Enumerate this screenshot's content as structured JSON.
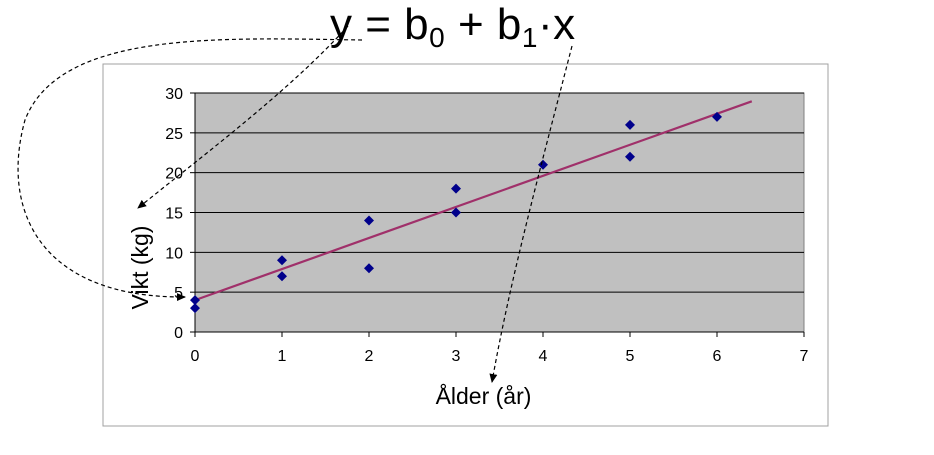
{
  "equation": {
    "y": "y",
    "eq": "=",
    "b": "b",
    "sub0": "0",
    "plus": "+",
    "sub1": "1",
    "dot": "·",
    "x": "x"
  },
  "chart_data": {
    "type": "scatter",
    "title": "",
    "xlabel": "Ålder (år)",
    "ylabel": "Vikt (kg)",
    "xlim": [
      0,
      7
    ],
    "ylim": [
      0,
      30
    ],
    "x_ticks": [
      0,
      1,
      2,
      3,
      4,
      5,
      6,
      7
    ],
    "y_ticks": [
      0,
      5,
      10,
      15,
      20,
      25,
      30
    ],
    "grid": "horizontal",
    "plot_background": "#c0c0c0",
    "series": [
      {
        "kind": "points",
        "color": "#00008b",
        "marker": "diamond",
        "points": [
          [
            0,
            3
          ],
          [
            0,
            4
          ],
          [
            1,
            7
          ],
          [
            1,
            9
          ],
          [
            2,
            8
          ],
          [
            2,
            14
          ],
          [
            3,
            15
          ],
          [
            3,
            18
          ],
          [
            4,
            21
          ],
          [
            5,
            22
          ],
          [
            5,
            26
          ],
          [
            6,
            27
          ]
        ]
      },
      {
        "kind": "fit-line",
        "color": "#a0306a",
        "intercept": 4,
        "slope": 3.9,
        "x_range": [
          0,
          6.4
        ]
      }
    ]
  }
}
# # # # #
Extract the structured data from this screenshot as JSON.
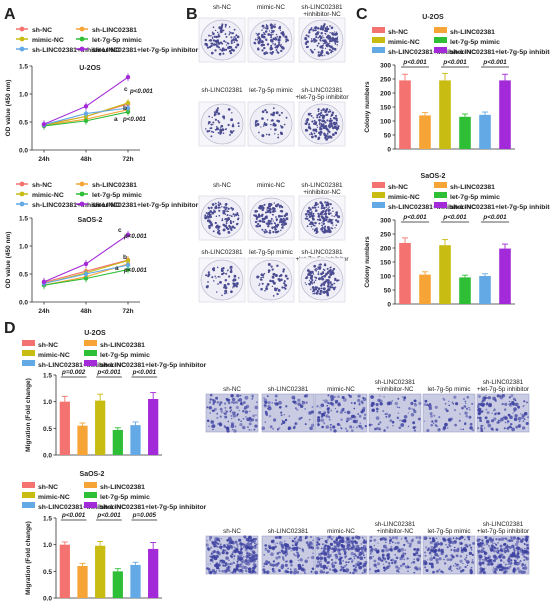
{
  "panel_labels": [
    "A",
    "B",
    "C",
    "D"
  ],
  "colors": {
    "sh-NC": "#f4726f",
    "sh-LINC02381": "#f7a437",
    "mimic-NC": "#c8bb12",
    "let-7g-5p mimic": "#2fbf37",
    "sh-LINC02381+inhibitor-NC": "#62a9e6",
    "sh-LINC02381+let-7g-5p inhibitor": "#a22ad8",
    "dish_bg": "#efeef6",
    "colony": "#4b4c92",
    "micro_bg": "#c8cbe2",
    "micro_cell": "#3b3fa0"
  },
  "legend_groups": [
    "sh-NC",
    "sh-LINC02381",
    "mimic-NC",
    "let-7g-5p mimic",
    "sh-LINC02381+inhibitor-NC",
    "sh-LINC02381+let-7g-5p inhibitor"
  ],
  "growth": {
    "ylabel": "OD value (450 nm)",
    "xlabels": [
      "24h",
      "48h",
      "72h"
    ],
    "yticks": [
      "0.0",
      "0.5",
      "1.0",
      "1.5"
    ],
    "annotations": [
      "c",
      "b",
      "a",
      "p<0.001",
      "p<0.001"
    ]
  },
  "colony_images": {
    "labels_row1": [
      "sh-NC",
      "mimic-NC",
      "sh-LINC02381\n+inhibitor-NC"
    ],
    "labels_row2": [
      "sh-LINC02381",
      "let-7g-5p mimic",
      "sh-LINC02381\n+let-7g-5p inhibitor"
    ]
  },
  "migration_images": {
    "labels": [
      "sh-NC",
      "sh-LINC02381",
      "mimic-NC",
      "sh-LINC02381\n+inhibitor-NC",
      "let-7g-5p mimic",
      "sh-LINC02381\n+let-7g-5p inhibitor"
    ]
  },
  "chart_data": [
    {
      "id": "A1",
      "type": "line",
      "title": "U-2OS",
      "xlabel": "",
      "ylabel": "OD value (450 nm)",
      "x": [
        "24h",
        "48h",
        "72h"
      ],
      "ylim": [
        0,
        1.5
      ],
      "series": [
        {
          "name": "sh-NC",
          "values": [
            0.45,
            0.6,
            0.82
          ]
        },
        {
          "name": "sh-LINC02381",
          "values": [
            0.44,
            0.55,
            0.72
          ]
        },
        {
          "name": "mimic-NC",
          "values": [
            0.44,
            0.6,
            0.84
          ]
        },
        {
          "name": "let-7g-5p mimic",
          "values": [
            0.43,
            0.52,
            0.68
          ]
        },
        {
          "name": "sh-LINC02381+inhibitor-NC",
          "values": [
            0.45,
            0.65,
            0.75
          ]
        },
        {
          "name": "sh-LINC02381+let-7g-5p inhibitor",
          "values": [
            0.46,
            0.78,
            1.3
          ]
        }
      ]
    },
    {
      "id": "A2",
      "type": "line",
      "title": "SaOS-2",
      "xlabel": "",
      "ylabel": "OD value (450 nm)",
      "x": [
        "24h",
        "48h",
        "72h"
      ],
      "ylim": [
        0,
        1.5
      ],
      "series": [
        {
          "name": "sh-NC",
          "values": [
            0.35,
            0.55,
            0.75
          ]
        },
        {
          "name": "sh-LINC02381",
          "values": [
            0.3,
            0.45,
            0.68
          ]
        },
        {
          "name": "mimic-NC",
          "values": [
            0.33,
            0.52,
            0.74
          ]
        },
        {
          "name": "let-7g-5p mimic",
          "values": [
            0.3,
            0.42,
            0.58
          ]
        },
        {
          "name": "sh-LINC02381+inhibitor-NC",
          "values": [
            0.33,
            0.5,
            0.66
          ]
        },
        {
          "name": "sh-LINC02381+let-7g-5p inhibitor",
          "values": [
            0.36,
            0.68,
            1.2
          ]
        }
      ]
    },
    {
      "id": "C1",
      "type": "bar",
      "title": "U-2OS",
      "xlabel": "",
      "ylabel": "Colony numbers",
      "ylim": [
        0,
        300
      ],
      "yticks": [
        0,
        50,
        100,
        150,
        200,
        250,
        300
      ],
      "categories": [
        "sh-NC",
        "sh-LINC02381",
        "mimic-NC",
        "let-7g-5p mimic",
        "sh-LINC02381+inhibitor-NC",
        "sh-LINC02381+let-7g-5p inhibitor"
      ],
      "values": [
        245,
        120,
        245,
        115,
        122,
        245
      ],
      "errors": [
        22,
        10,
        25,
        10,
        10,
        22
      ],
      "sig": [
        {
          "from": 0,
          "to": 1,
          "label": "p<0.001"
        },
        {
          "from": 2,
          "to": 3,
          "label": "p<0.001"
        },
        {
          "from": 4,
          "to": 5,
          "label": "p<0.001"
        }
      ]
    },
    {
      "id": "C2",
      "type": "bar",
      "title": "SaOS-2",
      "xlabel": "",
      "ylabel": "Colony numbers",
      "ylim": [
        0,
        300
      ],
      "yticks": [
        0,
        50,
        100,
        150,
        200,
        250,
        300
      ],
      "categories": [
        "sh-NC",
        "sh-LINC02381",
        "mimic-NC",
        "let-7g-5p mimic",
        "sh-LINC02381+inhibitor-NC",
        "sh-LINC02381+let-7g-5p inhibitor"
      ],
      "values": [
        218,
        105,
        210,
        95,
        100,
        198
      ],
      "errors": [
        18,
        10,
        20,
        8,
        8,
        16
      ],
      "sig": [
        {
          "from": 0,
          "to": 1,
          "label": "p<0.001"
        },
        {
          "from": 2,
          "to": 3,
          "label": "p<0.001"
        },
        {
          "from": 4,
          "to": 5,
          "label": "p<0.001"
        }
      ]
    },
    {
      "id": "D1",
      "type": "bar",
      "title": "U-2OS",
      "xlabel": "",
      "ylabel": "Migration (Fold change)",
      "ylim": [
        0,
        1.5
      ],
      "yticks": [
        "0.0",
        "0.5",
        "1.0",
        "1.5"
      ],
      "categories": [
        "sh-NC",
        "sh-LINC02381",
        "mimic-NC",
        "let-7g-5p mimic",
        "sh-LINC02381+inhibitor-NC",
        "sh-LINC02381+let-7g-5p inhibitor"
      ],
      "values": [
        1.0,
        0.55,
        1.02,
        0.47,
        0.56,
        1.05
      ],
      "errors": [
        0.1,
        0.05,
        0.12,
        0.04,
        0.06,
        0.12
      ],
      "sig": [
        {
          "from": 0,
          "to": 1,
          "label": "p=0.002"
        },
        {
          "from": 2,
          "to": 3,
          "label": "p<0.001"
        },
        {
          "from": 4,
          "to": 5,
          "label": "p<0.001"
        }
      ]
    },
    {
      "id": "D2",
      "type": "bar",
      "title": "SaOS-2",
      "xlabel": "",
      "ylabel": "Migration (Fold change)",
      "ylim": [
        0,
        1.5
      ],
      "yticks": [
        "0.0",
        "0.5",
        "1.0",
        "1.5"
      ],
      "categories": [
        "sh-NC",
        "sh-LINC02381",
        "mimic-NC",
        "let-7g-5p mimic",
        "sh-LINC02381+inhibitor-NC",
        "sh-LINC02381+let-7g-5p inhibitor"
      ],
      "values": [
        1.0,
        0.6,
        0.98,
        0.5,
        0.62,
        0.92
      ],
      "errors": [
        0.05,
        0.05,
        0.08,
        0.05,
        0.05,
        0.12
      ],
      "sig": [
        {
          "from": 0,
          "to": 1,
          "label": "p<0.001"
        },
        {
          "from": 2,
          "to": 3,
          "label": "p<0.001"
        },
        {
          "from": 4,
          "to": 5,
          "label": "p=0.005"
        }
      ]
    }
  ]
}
# # # # #
TO BE DONE: The answer must consist solely of the number of lines in the entries that contain the word "this".

RESULT BELOW: 2